[START OF Provided material]

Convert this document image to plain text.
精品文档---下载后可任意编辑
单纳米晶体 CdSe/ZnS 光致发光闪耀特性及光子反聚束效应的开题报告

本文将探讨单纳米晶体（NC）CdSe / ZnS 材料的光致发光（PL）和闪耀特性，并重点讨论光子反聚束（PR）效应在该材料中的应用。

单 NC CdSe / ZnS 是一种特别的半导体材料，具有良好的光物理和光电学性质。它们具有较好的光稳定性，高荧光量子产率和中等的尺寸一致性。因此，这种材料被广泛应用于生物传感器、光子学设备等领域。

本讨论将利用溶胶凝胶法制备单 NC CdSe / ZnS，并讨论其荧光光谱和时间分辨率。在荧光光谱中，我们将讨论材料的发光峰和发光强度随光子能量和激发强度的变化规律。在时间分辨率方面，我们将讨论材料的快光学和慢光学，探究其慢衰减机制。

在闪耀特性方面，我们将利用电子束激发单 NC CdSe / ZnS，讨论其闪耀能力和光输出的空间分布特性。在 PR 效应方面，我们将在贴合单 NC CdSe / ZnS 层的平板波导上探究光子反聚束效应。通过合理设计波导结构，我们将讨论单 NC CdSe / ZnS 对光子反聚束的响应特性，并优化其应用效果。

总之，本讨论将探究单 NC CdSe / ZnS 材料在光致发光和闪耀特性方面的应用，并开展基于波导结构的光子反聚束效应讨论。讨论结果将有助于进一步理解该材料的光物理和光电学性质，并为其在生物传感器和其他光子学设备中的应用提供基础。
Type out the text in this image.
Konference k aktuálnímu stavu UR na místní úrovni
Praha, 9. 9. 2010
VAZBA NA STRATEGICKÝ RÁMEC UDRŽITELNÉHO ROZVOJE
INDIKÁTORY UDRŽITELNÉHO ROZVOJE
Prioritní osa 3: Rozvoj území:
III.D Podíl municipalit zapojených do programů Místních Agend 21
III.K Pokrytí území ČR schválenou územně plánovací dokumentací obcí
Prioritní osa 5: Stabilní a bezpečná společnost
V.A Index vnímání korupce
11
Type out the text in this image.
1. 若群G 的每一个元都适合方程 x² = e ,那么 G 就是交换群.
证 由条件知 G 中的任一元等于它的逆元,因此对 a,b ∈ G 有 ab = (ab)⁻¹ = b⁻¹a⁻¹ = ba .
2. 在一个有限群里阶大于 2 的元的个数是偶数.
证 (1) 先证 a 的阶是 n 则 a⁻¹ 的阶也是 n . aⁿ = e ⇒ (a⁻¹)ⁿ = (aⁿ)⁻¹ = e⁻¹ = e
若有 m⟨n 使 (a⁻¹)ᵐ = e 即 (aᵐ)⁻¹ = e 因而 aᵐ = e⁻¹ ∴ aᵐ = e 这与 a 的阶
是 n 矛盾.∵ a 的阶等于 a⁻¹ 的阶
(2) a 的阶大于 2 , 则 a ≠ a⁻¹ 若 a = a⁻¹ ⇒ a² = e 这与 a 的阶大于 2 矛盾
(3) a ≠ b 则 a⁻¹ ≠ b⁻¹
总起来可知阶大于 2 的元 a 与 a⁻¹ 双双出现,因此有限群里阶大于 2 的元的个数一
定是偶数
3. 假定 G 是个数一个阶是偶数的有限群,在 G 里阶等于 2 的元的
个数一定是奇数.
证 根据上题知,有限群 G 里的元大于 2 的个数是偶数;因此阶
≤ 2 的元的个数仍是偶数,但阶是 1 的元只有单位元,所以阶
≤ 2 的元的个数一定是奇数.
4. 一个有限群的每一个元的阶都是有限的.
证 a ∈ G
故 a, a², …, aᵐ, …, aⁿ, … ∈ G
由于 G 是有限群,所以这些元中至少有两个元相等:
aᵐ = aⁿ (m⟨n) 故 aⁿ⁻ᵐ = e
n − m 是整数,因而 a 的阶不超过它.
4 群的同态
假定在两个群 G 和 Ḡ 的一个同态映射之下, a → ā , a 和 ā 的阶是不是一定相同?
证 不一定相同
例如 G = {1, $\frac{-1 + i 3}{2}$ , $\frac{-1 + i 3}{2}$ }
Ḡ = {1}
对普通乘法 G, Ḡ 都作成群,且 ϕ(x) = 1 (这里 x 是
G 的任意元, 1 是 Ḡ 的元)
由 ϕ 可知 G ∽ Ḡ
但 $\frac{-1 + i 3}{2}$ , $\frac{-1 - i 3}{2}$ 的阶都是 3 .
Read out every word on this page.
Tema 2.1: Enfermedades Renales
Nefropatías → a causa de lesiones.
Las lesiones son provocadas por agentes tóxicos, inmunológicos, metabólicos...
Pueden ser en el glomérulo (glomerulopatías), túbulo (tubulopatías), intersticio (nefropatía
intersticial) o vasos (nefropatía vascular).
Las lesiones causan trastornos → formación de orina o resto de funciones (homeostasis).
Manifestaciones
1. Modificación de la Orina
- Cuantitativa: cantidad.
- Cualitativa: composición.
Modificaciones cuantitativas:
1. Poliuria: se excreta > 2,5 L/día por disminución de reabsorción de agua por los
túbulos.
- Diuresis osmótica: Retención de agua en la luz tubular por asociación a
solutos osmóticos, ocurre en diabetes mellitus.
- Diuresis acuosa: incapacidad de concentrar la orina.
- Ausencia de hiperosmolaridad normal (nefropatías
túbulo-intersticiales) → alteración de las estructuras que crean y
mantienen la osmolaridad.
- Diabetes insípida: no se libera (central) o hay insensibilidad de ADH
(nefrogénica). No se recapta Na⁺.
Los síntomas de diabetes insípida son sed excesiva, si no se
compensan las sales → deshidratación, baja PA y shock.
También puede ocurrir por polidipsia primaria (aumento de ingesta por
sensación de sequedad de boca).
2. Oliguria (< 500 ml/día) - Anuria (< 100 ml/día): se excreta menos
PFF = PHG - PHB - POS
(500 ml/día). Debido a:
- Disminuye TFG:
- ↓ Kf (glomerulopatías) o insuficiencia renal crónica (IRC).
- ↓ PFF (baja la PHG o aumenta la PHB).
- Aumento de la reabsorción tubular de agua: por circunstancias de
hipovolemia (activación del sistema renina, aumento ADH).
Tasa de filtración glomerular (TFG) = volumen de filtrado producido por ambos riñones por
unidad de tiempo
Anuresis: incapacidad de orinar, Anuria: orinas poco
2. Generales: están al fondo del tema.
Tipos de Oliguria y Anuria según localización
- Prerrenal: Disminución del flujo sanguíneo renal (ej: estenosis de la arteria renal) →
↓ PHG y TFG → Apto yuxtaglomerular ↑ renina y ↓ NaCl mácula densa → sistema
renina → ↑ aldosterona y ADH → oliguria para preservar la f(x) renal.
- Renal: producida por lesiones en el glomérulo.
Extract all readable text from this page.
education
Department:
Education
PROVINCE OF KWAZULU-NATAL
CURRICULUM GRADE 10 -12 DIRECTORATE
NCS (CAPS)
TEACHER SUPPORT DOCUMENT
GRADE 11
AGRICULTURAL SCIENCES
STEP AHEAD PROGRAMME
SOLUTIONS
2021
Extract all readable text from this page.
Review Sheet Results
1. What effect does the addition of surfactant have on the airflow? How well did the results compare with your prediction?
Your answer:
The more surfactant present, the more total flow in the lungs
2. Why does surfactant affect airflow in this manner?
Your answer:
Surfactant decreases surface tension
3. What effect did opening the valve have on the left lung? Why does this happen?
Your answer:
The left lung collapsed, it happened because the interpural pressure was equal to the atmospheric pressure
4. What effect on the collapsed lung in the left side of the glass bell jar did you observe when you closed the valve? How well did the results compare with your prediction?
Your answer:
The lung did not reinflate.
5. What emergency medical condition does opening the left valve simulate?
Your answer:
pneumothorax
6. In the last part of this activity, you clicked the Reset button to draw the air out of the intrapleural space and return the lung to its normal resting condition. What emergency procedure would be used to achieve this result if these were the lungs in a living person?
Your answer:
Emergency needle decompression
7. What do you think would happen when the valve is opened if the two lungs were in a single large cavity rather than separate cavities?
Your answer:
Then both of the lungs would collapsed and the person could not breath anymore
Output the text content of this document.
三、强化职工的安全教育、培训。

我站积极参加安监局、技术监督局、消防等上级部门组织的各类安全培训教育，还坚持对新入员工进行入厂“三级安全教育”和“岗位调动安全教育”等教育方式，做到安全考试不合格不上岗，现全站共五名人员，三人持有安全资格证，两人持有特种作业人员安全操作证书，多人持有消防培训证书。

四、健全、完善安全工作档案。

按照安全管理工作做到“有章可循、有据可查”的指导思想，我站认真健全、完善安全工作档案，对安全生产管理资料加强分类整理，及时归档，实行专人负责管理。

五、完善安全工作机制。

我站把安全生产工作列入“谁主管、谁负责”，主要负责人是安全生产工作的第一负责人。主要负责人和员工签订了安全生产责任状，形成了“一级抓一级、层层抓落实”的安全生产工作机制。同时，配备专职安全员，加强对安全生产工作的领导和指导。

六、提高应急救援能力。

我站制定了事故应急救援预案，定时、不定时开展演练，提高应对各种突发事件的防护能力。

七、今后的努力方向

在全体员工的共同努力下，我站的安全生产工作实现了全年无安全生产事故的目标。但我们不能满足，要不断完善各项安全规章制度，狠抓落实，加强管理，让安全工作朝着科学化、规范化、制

[END OF Provided material]

> **What to work on**
List all lines from the entries that include the word "baja".

> **Complete output**
compensan las sales → deshidratación, baja PA y shock.
- ↓ PFF (baja la PHG o aumenta la PHB).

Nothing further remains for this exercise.